▶ WRITTEN PROBLEM
The lines to be extracted begin at the line containing "Extract all readable text from this page." and end at the last line of the data below; copy them exactly and leave out the pictures.

▶ RECORDED DATA

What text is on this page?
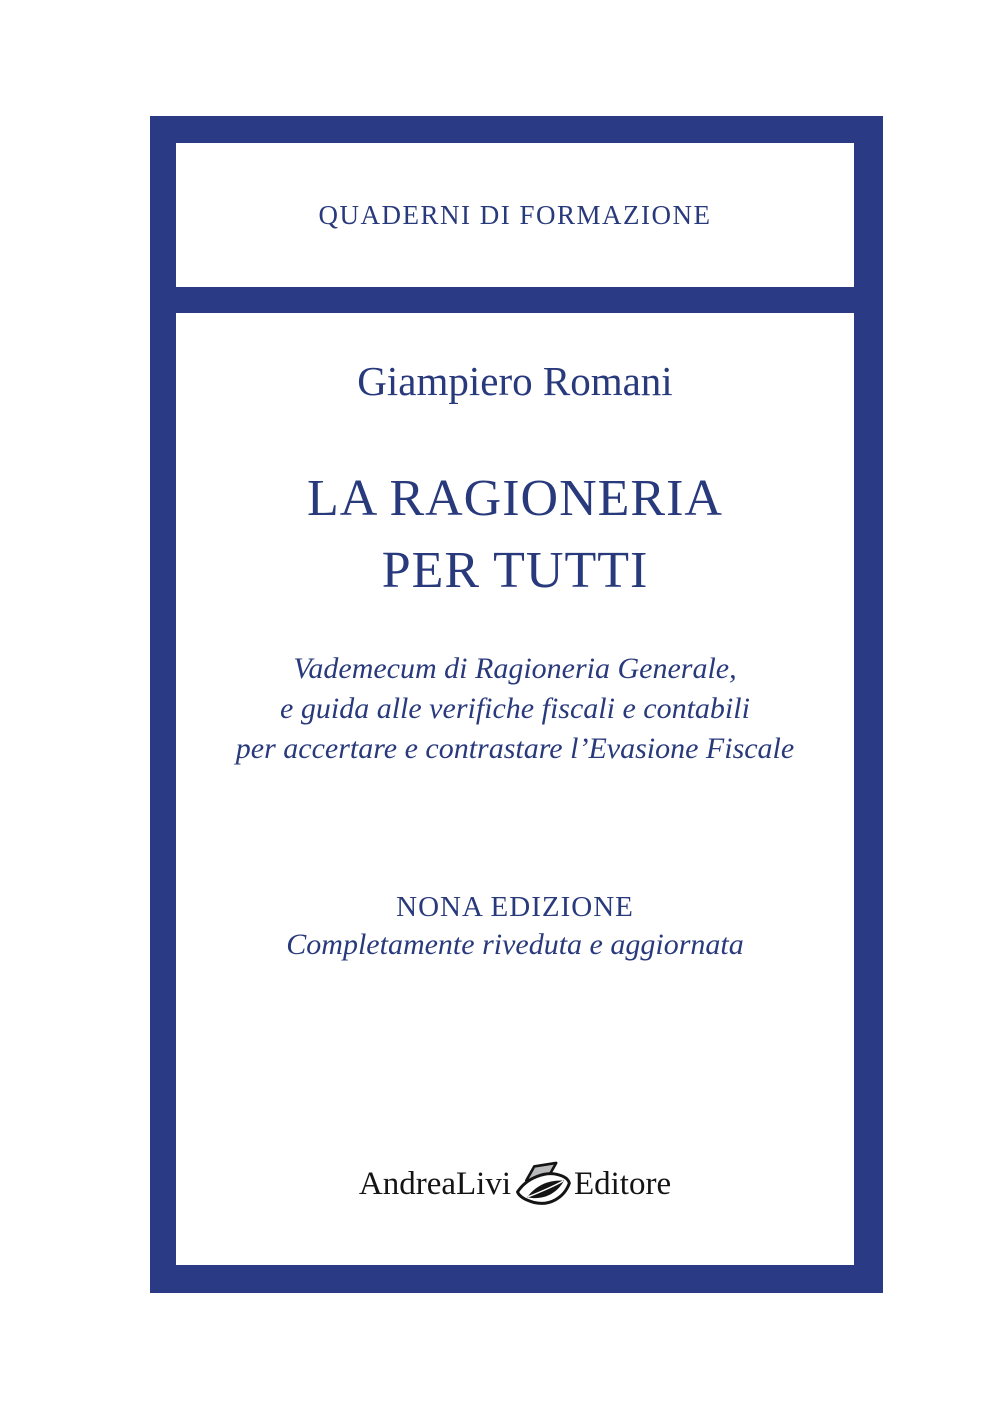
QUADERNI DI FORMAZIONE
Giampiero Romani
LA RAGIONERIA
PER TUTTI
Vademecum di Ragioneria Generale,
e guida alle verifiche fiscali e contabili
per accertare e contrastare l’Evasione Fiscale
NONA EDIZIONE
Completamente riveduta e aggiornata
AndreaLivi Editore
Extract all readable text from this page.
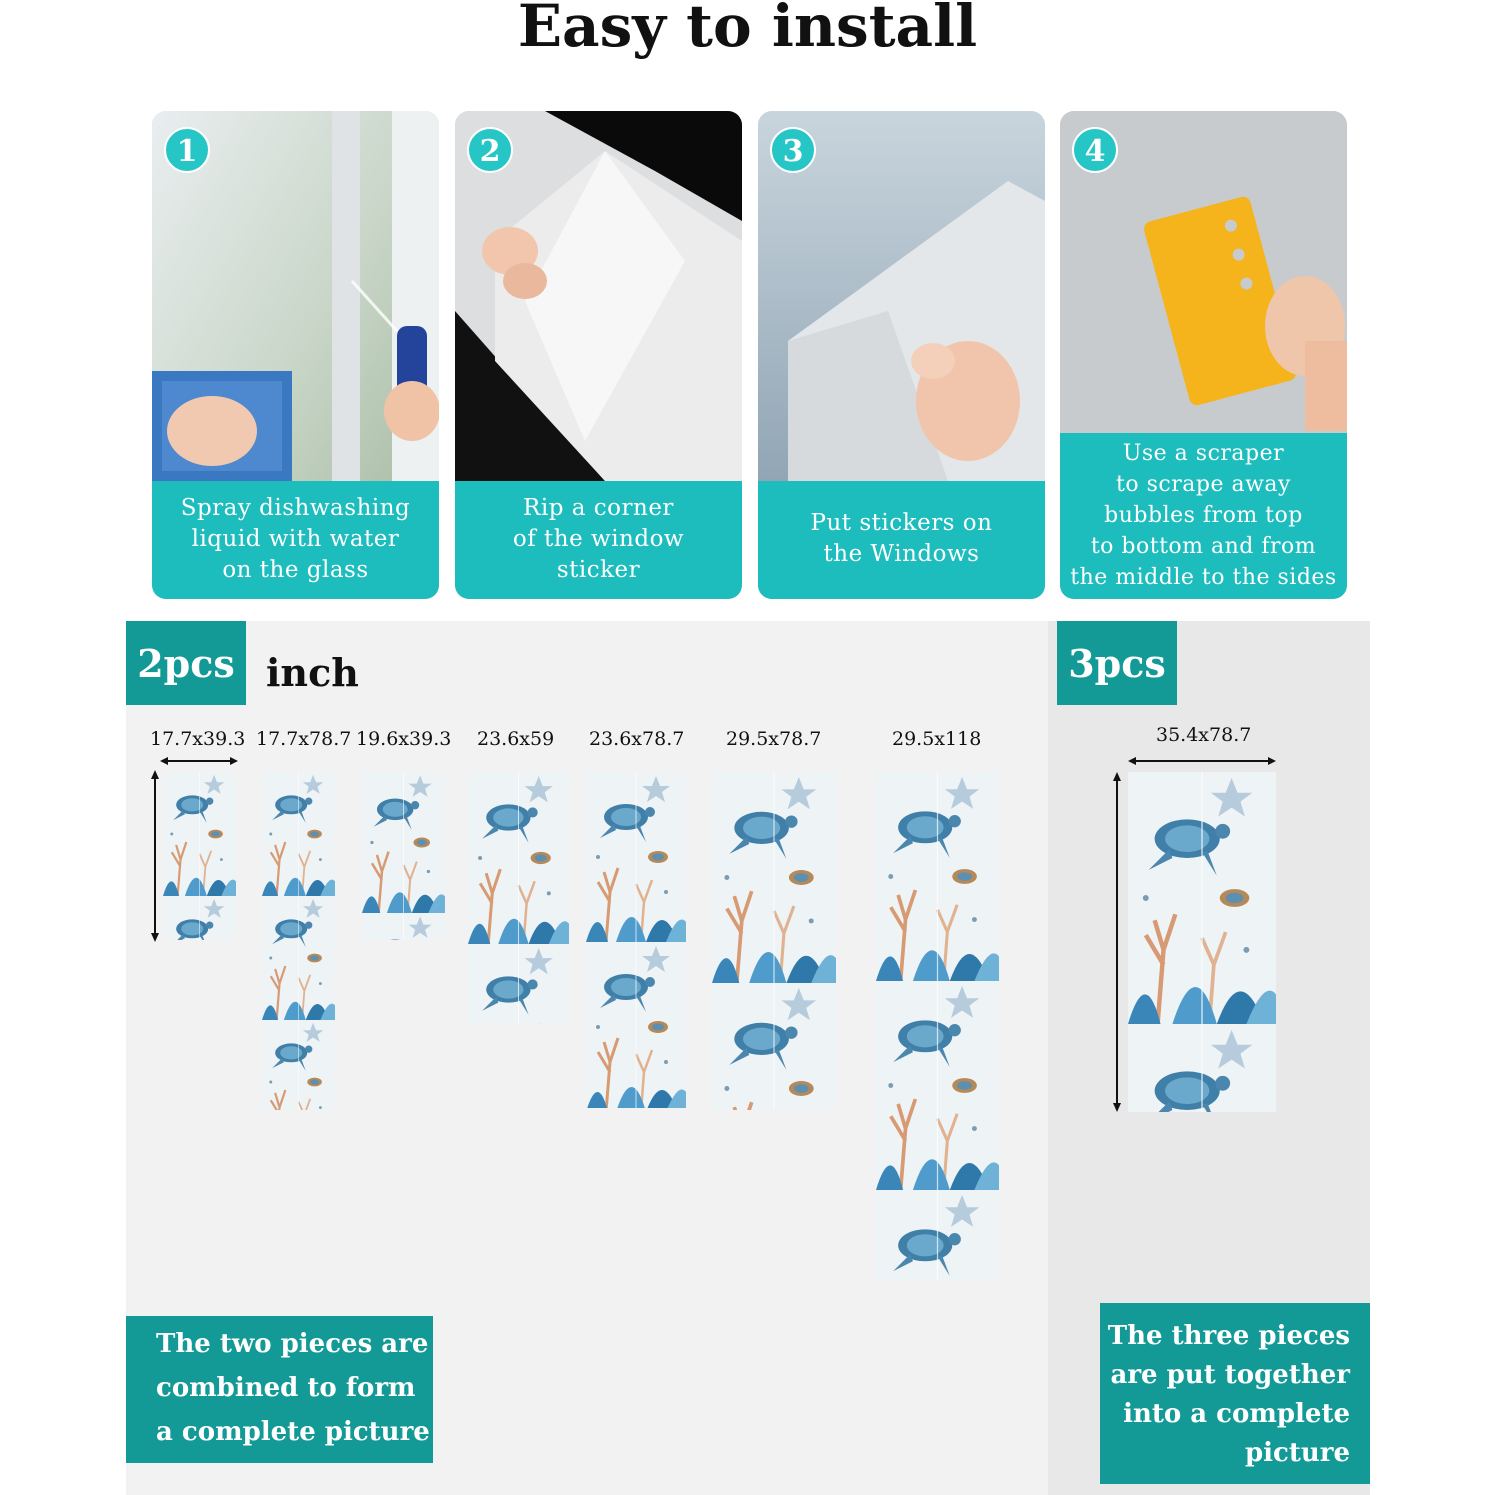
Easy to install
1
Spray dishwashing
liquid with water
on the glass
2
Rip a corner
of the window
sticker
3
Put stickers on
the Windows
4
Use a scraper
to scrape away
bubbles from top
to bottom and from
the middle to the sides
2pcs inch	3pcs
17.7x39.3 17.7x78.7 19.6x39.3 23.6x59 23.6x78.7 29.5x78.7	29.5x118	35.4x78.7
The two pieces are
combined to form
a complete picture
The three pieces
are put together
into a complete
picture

▶ OUTPUT OF THE TASK
Extract all readable text from this page.
Easy to install
1
Spray dishwashing
liquid with water
on the glass
2
Rip a corner
of the window
sticker
3
Put stickers on
the Windows
4
Use a scraper
to scrape away
bubbles from top
to bottom and from
the middle to the sides
2pcs inch	3pcs
17.7x39.3 17.7x78.7 19.6x39.3 23.6x59 23.6x78.7 29.5x78.7	29.5x118	35.4x78.7
The two pieces are
combined to form
a complete picture
The three pieces
are put together
into a complete
picture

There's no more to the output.